CHALLENGE:
Pictures do not belong in the copy; transcribe everything else in the records exactly.

--- Start of EXERCISE INPUT ---

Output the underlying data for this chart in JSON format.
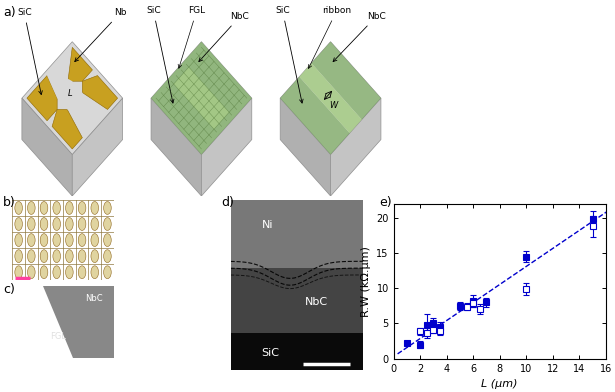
{
  "panel_labels": [
    "a)",
    "b)",
    "c)",
    "d)",
    "e)"
  ],
  "scatter_x_open": [
    2.0,
    2.5,
    3.0,
    3.5,
    5.5,
    6.0,
    6.5,
    10.0,
    15.0
  ],
  "scatter_y_open": [
    3.9,
    3.7,
    4.1,
    3.9,
    7.4,
    7.9,
    7.1,
    9.9,
    18.8
  ],
  "scatter_x_filled": [
    1.0,
    2.0,
    2.5,
    3.0,
    3.5,
    5.0,
    6.0,
    7.0,
    10.0,
    15.0
  ],
  "scatter_y_filled": [
    2.2,
    2.0,
    4.8,
    5.0,
    4.5,
    7.5,
    8.2,
    8.0,
    14.5,
    19.8
  ],
  "scatter_yerr_open": [
    0.5,
    0.8,
    0.5,
    0.6,
    0.5,
    0.5,
    0.7,
    0.8,
    1.5
  ],
  "scatter_yerr_filled": [
    0.3,
    0.5,
    1.5,
    0.8,
    0.7,
    0.6,
    0.8,
    0.6,
    0.8,
    1.2
  ],
  "fit_slope": 1.28,
  "fit_intercept": 0.3,
  "xlabel": "L (μm)",
  "ylabel": "R.W (kΩ.μm)",
  "xlim": [
    0,
    16
  ],
  "ylim": [
    0,
    22
  ],
  "xticks": [
    0,
    2,
    4,
    6,
    8,
    10,
    12,
    14,
    16
  ],
  "yticks": [
    0,
    5,
    10,
    15,
    20
  ],
  "color": "#0000cc",
  "bg_color": "#ffffff",
  "marker_size": 4,
  "font_size": 8,
  "box_top_color": "#d8d8d8",
  "box_left_color": "#b0b0b0",
  "box_right_color": "#c4c4c4",
  "box_edge_color": "#909090",
  "gold_color": "#c8a020",
  "gold_edge": "#906800",
  "fgl_color": "#7aab60",
  "fgl_light": "#a8cc88",
  "fgl_grid": "#4a7030"
}
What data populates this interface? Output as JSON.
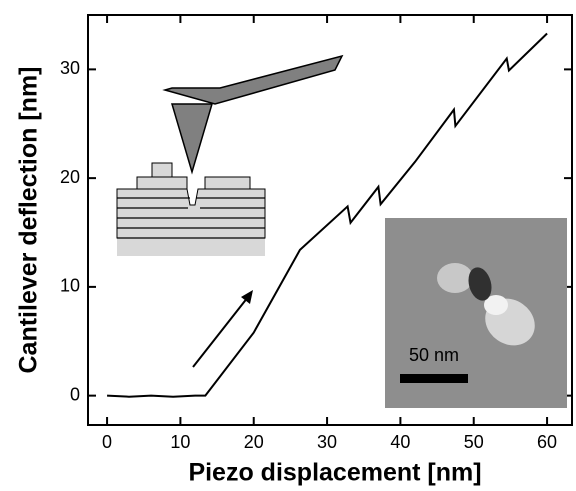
{
  "chart_data": {
    "type": "line",
    "x_label": "Piezo displacement [nm]",
    "y_label": "Cantilever deflection [nm]",
    "x": [
      0,
      3,
      6,
      9,
      12,
      13.4,
      20,
      26.3,
      32.8,
      33.2,
      37,
      37.3,
      42,
      47.3,
      47.5,
      54.5,
      54.8,
      60
    ],
    "series": [
      {
        "color": "#000000",
        "values": [
          0,
          -0.1,
          0,
          -0.1,
          0,
          0,
          5.8,
          13.4,
          17.4,
          15.9,
          19.2,
          17.6,
          21.5,
          26.3,
          24.8,
          31.0,
          29.9,
          33.3
        ]
      }
    ],
    "xlim": [
      -2.6,
      63.4
    ],
    "xticks": [
      0,
      10,
      20,
      30,
      40,
      50,
      60
    ],
    "ylim": [
      -2.7,
      35
    ],
    "yticks": [
      0,
      10,
      20,
      30
    ],
    "annotations": [
      "50 nm"
    ]
  }
}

--- End of EXERCISE INPUT ---

OUTPUT FOR THIS EXERCISE:
Output the underlying data for this chart in JSON format.
{
  "panel_labels": [
    "a)",
    "b)",
    "c)",
    "d)",
    "e)"
  ],
  "scatter_x_open": [
    2.0,
    2.5,
    3.0,
    3.5,
    5.5,
    6.0,
    6.5,
    10.0,
    15.0
  ],
  "scatter_y_open": [
    3.9,
    3.7,
    4.1,
    3.9,
    7.4,
    7.9,
    7.1,
    9.9,
    18.8
  ],
  "scatter_x_filled": [
    1.0,
    2.0,
    2.5,
    3.0,
    3.5,
    5.0,
    6.0,
    7.0,
    10.0,
    15.0
  ],
  "scatter_y_filled": [
    2.2,
    2.0,
    4.8,
    5.0,
    4.5,
    7.5,
    8.2,
    8.0,
    14.5,
    19.8
  ],
  "scatter_yerr_open": [
    0.5,
    0.8,
    0.5,
    0.6,
    0.5,
    0.5,
    0.7,
    0.8,
    1.5
  ],
  "scatter_yerr_filled": [
    0.3,
    0.5,
    1.5,
    0.8,
    0.7,
    0.6,
    0.8,
    0.6,
    0.8,
    1.2
  ],
  "fit_slope": 1.28,
  "fit_intercept": 0.3,
  "xlabel": "L (μm)",
  "ylabel": "R.W (kΩ.μm)",
  "xlim": [
    0,
    16
  ],
  "ylim": [
    0,
    22
  ],
  "xticks": [
    0,
    2,
    4,
    6,
    8,
    10,
    12,
    14,
    16
  ],
  "yticks": [
    0,
    5,
    10,
    15,
    20
  ],
  "color": "#0000cc",
  "bg_color": "#ffffff",
  "marker_size": 4,
  "font_size": 8,
  "box_top_color": "#d8d8d8",
  "box_left_color": "#b0b0b0",
  "box_right_color": "#c4c4c4",
  "box_edge_color": "#909090",
  "gold_color": "#c8a020",
  "gold_edge": "#906800",
  "fgl_color": "#7aab60",
  "fgl_light": "#a8cc88",
  "fgl_grid": "#4a7030"
}
What data populates this interface? Output as JSON.
{
  "chart_data": {
    "type": "line",
    "x_label": "Piezo displacement [nm]",
    "y_label": "Cantilever deflection [nm]",
    "x": [
      0,
      3,
      6,
      9,
      12,
      13.4,
      20,
      26.3,
      32.8,
      33.2,
      37,
      37.3,
      42,
      47.3,
      47.5,
      54.5,
      54.8,
      60
    ],
    "series": [
      {
        "color": "#000000",
        "values": [
          0,
          -0.1,
          0,
          -0.1,
          0,
          0,
          5.8,
          13.4,
          17.4,
          15.9,
          19.2,
          17.6,
          21.5,
          26.3,
          24.8,
          31.0,
          29.9,
          33.3
        ]
      }
    ],
    "xlim": [
      -2.6,
      63.4
    ],
    "xticks": [
      0,
      10,
      20,
      30,
      40,
      50,
      60
    ],
    "ylim": [
      -2.7,
      35
    ],
    "yticks": [
      0,
      10,
      20,
      30
    ],
    "annotations": [
      "50 nm"
    ]
  }
}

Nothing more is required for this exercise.